Goal of the exercise - Extract, from the listing that follows, each line containing the word "ceiling".
==================================================
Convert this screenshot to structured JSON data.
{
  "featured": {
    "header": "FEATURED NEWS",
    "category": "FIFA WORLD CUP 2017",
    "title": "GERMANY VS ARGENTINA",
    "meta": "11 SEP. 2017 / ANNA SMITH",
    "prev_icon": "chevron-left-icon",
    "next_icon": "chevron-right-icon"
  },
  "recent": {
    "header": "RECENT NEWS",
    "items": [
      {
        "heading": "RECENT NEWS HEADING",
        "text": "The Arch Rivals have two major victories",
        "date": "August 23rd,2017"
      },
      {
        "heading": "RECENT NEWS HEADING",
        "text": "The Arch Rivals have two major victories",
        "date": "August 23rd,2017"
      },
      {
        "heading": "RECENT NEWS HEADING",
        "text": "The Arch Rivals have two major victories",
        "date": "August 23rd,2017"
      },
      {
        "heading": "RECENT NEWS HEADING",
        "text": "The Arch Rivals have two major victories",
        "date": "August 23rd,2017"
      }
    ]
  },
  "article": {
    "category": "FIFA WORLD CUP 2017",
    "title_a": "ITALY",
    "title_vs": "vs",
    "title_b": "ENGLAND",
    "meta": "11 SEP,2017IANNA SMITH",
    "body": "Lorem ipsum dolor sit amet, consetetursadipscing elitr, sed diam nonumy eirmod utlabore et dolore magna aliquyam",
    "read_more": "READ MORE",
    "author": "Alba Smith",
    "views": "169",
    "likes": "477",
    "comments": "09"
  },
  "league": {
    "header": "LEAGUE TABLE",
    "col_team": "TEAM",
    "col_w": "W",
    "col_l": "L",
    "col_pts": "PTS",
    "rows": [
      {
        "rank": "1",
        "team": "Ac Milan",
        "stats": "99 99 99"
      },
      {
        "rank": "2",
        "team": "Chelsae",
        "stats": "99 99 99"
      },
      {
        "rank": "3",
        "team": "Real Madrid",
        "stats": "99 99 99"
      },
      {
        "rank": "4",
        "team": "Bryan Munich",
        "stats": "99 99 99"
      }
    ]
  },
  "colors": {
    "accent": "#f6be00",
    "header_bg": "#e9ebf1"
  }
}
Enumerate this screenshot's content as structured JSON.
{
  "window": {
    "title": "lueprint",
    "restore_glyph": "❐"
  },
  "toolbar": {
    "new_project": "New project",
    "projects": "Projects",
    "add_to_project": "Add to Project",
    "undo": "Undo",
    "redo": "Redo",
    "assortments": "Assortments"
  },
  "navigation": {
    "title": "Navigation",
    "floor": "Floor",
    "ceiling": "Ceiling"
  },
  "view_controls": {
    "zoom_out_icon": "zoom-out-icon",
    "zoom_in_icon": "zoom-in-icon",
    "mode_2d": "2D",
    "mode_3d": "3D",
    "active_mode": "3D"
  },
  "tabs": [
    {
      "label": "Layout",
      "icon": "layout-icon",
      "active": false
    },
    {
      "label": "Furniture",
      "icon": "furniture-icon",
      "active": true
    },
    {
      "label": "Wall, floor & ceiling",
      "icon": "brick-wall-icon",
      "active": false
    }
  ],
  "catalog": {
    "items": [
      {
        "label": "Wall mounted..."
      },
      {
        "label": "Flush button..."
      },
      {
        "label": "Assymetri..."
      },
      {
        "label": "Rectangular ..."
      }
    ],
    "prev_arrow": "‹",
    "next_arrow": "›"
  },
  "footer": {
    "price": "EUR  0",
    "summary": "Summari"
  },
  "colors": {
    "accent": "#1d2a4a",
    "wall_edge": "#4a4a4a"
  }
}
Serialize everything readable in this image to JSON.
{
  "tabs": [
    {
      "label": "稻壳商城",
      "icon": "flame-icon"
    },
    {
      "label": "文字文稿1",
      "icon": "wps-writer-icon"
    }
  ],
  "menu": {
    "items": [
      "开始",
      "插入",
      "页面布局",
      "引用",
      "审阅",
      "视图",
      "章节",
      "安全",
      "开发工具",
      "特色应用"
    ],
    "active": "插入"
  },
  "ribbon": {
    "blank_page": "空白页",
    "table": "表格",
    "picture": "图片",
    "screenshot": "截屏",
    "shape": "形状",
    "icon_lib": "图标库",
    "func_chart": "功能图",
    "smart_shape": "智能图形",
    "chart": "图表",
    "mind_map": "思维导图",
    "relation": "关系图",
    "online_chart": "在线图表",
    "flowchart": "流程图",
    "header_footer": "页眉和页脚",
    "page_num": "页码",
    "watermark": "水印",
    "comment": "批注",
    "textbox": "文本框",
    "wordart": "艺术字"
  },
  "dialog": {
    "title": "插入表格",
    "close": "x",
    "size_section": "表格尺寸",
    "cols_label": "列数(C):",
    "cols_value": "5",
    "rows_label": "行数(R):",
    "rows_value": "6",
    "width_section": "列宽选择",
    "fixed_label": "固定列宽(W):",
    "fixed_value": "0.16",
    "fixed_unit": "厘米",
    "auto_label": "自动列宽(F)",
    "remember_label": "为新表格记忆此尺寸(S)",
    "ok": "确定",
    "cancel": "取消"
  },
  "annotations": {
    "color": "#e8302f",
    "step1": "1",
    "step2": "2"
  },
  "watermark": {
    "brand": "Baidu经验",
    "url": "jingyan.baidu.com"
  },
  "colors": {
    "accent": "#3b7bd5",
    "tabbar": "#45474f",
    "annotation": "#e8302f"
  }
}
==================================================
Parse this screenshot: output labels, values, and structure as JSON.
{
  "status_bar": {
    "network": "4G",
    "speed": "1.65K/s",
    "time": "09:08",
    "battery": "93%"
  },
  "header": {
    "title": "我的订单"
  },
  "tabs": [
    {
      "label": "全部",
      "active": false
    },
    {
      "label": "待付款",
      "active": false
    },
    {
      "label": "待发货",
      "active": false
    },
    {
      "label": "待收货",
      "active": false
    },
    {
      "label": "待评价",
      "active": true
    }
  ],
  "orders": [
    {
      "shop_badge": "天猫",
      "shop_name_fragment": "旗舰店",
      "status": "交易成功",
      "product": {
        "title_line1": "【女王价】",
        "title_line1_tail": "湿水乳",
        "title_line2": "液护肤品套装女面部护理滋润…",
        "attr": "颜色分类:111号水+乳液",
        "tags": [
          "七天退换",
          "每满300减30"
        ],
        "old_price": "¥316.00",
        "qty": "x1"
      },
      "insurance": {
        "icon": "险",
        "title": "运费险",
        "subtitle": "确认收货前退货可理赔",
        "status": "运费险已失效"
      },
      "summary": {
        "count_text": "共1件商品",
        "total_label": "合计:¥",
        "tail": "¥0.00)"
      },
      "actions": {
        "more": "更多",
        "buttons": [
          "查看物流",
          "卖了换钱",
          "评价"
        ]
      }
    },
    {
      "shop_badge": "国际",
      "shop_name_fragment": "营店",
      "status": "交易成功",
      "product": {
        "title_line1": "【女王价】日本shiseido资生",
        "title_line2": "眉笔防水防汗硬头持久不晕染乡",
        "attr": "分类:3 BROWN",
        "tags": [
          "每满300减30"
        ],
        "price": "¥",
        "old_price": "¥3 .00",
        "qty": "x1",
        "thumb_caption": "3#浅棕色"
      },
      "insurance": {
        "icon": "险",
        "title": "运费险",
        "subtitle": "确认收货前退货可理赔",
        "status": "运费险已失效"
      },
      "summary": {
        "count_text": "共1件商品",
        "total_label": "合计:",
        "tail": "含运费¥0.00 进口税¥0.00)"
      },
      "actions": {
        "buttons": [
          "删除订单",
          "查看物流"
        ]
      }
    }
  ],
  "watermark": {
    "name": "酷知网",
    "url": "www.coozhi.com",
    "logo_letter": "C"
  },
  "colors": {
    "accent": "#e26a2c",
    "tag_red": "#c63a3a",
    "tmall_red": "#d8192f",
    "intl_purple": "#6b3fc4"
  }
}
==================================================
Problem solution -
    "ceiling": "Ceiling"
      "label": "Wall, floor & ceiling",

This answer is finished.